Reproduce the data that follows in its entirety, character for character.

**EXTRACTED RECORDS:**
┄┄┄┄┄┄┄┄┄┄┄┄┄┄┄┄┄┄┄┄

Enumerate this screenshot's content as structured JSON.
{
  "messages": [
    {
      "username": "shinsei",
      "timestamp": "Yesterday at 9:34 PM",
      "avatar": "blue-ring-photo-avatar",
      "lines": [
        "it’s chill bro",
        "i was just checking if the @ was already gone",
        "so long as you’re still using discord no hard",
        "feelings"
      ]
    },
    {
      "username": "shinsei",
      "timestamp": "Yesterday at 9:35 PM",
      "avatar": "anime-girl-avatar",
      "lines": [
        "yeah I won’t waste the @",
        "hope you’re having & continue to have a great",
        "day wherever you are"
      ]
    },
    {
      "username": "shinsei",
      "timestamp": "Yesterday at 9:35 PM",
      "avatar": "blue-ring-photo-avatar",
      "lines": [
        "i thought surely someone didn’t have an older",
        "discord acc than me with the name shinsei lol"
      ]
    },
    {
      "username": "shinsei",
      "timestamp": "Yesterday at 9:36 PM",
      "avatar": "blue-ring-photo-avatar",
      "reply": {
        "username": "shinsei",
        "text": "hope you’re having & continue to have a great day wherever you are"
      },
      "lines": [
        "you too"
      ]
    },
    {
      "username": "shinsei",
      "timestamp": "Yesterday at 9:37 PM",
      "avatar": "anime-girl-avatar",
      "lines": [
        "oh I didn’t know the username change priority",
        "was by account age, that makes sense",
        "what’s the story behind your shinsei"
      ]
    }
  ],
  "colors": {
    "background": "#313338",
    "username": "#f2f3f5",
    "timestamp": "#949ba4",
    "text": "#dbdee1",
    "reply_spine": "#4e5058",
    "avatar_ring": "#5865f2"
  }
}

┄┄┄┄┄┄┄┄┄┄┄┄┄┄┄┄┄┄┄┄

**SOLUTION TO THIS PROBLEM:**
Enumerate this screenshot's content as structured JSON.
{
  "messages": [
    {
      "username": "shinsei",
      "timestamp": "Yesterday at 9:34 PM",
      "avatar": "blue-ring-photo-avatar",
      "lines": [
        "it’s chill bro",
        "i was just checking if the @ was already gone",
        "so long as you’re still using discord no hard",
        "feelings"
      ]
    },
    {
      "username": "shinsei",
      "timestamp": "Yesterday at 9:35 PM",
      "avatar": "anime-girl-avatar",
      "lines": [
        "yeah I won’t waste the @",
        "hope you’re having & continue to have a great",
        "day wherever you are"
      ]
    },
    {
      "username": "shinsei",
      "timestamp": "Yesterday at 9:35 PM",
      "avatar": "blue-ring-photo-avatar",
      "lines": [
        "i thought surely someone didn’t have an older",
        "discord acc than me with the name shinsei lol"
      ]
    },
    {
      "username": "shinsei",
      "timestamp": "Yesterday at 9:36 PM",
      "avatar": "blue-ring-photo-avatar",
      "reply": {
        "username": "shinsei",
        "text": "hope you’re having & continue to have a great day wherever you are"
      },
      "lines": [
        "you too"
      ]
    },
    {
      "username": "shinsei",
      "timestamp": "Yesterday at 9:37 PM",
      "avatar": "anime-girl-avatar",
      "lines": [
        "oh I didn’t know the username change priority",
        "was by account age, that makes sense",
        "what’s the story behind your shinsei"
      ]
    }
  ],
  "colors": {
    "background": "#313338",
    "username": "#f2f3f5",
    "timestamp": "#949ba4",
    "text": "#dbdee1",
    "reply_spine": "#4e5058",
    "avatar_ring": "#5865f2"
  }
}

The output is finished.